WHAT IS NEEDED:
Go through the data below. List every line that holds the word "Sketching".

Entries from a dataset:
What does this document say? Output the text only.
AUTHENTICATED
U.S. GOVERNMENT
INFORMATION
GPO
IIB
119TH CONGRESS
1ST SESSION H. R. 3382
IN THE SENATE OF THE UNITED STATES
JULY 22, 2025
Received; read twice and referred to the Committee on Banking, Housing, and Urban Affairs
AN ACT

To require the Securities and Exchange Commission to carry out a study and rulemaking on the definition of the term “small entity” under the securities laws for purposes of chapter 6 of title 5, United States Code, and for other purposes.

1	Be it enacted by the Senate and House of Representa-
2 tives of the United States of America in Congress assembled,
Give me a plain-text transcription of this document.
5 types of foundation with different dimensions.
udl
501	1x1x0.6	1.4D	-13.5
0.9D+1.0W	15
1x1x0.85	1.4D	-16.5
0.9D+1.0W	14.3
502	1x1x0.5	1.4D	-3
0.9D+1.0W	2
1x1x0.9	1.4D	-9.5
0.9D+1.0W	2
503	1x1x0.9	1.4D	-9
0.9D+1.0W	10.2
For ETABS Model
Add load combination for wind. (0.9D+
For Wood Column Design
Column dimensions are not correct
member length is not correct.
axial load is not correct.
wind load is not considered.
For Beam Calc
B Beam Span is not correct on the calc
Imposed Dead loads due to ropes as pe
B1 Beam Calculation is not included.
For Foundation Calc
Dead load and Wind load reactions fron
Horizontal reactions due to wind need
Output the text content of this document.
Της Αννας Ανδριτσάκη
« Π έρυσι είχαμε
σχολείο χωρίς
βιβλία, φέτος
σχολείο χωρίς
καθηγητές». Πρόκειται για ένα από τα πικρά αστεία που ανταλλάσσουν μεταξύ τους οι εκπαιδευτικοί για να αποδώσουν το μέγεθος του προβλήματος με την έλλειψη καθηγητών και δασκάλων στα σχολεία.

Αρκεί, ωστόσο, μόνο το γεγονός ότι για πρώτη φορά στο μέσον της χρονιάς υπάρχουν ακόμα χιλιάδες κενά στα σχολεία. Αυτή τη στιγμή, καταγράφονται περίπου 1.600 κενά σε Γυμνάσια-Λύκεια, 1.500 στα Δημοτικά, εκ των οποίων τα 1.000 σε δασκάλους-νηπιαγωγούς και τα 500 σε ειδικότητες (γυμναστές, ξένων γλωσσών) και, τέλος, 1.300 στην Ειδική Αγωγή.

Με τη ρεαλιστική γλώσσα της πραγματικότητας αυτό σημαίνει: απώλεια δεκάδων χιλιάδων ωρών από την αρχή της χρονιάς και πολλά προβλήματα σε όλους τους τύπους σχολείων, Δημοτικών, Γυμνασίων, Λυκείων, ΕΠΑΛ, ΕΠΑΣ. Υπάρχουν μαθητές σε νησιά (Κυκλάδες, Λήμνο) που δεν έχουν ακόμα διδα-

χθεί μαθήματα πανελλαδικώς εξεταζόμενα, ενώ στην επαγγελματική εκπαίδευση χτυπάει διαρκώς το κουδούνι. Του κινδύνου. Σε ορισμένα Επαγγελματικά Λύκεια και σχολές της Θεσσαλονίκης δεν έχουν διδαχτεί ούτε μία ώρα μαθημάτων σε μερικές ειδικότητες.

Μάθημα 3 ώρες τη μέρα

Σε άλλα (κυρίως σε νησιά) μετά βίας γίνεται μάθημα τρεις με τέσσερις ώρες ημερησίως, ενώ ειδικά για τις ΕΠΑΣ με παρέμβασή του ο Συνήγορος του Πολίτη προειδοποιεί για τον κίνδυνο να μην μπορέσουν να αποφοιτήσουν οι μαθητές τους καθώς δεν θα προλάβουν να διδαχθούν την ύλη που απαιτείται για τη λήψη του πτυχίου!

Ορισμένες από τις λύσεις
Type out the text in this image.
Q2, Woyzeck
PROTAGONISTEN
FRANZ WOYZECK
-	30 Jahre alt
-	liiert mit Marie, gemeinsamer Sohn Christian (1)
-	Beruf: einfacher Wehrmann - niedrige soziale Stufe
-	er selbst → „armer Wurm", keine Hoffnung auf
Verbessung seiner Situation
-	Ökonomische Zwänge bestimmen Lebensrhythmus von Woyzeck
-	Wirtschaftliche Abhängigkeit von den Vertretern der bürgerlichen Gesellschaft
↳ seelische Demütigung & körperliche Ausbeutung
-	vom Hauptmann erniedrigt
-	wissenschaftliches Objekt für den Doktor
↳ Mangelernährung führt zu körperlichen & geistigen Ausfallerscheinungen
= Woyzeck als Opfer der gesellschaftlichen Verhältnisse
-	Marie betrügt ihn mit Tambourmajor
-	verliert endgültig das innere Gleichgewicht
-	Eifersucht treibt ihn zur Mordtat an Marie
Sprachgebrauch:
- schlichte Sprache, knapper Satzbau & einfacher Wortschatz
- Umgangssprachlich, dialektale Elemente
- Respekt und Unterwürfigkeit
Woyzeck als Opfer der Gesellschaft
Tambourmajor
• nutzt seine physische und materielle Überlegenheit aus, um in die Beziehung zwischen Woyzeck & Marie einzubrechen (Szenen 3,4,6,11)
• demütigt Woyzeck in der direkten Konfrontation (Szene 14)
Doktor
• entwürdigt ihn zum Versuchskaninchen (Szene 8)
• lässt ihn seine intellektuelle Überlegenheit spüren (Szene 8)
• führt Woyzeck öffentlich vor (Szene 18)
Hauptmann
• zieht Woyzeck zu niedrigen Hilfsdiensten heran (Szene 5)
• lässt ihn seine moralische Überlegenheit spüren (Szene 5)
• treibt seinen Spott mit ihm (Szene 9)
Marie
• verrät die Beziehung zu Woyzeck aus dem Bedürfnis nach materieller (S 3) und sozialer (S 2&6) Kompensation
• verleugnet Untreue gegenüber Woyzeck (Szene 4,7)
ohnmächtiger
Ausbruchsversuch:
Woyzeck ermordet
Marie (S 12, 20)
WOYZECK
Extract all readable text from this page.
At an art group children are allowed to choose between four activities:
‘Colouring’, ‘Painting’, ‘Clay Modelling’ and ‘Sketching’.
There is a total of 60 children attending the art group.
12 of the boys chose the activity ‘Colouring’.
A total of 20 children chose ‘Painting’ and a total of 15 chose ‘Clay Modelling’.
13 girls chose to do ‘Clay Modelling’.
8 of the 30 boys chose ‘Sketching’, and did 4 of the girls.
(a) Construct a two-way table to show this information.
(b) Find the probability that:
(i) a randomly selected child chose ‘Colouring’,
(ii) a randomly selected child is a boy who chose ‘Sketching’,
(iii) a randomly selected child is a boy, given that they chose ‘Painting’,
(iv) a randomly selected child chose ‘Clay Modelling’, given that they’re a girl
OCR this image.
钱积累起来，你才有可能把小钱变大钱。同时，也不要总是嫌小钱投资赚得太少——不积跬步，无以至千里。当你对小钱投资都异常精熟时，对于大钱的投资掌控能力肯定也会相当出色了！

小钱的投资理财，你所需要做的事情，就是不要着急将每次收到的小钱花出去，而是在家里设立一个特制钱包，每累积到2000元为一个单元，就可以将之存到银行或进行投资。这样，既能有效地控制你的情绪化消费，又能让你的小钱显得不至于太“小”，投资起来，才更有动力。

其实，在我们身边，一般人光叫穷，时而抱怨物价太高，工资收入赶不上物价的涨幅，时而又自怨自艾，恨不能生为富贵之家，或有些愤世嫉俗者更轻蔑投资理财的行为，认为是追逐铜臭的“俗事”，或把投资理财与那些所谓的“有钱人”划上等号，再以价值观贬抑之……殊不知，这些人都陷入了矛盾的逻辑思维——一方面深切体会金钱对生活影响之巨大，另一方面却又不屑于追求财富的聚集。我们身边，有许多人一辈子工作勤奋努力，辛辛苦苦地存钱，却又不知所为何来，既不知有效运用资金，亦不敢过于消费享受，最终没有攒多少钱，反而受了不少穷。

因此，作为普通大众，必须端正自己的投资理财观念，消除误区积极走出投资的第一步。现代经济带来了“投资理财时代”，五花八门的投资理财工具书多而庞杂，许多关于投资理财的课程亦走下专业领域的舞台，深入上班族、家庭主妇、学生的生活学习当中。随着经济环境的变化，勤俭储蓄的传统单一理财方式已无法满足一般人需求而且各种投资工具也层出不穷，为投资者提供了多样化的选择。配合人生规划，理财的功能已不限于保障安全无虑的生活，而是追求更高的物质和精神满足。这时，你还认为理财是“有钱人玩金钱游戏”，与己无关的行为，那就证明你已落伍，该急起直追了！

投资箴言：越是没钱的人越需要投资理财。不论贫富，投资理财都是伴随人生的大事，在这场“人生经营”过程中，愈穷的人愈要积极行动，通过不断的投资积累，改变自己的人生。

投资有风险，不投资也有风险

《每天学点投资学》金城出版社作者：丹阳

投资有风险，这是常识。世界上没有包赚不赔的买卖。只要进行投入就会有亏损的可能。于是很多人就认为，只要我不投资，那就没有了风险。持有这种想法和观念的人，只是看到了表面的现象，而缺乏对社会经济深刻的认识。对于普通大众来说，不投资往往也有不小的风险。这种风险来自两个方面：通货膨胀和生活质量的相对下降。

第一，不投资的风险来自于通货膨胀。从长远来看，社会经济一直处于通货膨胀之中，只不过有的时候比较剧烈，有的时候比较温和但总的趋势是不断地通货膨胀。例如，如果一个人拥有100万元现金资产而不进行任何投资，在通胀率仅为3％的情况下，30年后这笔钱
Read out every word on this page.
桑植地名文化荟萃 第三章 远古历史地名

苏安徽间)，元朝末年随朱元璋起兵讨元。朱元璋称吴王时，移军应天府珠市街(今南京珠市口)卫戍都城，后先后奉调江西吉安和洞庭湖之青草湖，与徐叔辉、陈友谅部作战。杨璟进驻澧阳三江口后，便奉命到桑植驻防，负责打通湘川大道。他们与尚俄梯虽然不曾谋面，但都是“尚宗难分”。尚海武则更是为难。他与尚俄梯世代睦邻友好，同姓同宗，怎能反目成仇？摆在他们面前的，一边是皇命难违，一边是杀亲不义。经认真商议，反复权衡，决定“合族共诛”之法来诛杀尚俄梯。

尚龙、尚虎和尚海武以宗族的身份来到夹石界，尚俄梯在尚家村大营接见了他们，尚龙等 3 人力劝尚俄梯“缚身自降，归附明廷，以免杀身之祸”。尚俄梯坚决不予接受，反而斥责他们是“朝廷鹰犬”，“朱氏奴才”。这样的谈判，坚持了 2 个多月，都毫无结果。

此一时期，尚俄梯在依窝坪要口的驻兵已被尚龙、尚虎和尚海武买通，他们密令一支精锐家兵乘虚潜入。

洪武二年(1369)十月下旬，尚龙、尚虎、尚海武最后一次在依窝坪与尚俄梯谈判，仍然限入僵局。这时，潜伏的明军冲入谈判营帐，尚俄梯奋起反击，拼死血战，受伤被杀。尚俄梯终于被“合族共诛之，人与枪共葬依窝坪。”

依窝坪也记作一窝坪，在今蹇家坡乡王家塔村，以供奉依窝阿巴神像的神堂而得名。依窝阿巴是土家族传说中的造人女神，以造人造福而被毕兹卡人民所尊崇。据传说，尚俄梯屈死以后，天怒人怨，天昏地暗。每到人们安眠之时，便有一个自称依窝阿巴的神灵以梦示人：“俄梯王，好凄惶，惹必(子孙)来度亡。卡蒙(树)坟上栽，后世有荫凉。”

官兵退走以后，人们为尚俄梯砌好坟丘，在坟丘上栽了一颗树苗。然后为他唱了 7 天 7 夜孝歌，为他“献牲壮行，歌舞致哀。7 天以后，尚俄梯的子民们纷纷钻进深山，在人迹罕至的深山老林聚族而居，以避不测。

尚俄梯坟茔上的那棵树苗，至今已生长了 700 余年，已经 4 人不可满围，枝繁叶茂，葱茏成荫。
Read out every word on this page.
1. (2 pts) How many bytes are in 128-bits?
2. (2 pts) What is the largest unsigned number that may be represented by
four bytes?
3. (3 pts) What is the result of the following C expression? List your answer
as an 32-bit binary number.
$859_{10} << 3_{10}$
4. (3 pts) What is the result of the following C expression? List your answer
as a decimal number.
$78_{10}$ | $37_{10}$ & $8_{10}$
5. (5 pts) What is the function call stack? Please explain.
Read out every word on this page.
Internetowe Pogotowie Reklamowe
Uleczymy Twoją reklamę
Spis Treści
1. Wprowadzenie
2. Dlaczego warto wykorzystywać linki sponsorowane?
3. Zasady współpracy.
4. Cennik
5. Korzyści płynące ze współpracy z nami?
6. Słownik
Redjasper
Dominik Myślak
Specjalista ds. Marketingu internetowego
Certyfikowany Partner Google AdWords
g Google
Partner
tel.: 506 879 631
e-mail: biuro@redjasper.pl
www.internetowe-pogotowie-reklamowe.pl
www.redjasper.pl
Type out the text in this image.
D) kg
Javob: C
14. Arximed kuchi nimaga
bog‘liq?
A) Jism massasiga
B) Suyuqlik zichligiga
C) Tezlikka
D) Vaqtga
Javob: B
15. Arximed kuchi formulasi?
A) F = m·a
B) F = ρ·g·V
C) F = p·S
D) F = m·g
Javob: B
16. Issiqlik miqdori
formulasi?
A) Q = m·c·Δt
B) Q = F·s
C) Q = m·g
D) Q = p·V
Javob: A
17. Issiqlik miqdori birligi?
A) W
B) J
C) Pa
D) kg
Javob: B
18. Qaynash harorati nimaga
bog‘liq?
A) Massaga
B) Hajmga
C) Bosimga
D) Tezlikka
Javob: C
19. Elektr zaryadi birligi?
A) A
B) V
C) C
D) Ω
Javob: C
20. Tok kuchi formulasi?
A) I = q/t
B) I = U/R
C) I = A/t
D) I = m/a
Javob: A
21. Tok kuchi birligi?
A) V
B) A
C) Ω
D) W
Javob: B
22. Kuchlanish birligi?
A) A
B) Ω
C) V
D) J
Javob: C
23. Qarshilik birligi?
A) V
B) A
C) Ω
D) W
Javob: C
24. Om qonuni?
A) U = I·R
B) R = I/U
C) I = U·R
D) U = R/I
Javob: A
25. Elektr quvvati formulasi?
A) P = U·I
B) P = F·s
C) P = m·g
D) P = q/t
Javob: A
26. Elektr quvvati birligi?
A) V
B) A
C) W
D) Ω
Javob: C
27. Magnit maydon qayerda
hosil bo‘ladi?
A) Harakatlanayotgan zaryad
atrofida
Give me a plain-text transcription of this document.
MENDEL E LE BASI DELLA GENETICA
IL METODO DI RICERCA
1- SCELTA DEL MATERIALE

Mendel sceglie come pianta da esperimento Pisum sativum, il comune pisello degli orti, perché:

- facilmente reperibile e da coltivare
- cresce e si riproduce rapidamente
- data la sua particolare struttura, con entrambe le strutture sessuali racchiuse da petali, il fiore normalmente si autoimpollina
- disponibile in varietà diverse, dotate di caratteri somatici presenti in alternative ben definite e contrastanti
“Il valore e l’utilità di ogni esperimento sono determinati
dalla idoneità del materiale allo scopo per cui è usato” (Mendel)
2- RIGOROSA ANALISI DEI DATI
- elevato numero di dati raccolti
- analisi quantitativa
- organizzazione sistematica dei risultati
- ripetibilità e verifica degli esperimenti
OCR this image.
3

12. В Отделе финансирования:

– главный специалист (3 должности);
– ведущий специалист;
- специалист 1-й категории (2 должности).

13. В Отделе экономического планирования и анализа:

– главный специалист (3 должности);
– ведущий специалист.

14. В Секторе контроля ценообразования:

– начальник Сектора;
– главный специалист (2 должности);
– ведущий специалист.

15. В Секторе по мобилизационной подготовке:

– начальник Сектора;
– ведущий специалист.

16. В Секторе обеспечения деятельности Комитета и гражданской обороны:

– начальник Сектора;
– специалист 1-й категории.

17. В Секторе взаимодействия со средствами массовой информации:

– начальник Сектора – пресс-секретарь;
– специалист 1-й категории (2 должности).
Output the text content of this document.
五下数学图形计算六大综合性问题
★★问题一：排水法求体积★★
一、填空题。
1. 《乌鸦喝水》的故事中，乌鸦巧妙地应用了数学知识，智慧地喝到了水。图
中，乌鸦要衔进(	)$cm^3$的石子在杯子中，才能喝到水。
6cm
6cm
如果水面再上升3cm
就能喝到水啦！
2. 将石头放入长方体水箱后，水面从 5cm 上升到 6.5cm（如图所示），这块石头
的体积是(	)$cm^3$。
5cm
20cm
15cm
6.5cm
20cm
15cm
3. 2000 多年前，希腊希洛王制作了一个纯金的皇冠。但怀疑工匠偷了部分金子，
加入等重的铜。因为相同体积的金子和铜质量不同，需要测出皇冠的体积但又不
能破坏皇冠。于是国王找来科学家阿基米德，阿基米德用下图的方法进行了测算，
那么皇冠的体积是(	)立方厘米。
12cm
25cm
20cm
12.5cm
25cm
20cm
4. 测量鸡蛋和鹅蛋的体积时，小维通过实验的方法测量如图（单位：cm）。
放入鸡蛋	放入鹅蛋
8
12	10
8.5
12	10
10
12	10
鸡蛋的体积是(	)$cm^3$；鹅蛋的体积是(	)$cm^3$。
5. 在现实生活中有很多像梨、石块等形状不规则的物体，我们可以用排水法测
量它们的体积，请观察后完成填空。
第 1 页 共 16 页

FINISHED ANSWER:
‘Colouring’, ‘Painting’, ‘Clay Modelling’ and ‘Sketching’.
8 of the 30 boys chose ‘Sketching’, and did 4 of the girls.
(ii) a randomly selected child is a boy who chose ‘Sketching’,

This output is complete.